Dataset records:
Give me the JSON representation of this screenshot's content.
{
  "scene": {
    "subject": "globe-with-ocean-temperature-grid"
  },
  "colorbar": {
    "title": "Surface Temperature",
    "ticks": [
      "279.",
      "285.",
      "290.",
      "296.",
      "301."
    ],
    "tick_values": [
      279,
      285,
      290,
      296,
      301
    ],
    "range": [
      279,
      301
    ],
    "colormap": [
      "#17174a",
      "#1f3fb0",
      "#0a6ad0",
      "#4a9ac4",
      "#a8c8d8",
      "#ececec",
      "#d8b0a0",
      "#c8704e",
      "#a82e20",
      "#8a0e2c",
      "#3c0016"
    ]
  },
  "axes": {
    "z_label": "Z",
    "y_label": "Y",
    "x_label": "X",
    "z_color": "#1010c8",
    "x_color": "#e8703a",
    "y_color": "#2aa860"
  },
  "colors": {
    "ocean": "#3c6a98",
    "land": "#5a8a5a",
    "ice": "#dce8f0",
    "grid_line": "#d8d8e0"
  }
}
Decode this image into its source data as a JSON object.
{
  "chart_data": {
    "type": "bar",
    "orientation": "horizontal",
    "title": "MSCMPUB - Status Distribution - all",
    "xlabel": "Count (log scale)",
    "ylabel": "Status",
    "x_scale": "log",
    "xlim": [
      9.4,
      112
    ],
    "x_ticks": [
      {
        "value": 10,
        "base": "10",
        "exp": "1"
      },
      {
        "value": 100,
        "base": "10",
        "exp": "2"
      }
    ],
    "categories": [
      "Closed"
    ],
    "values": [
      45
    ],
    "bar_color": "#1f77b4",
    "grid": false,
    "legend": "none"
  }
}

» Given problem
In the listing above, find the line containing "Decode this image", then reproduce it and each line after it through the end, exactly and with nothing added.

» Solution
Decode this image into its source data as a JSON object.
{
  "chart_data": {
    "type": "bar",
    "orientation": "horizontal",
    "title": "MSCMPUB - Status Distribution - all",
    "xlabel": "Count (log scale)",
    "ylabel": "Status",
    "x_scale": "log",
    "xlim": [
      9.4,
      112
    ],
    "x_ticks": [
      {
        "value": 10,
        "base": "10",
        "exp": "1"
      },
      {
        "value": 100,
        "base": "10",
        "exp": "2"
      }
    ],
    "categories": [
      "Closed"
    ],
    "values": [
      45
    ],
    "bar_color": "#1f77b4",
    "grid": false,
    "legend": "none"
  }
}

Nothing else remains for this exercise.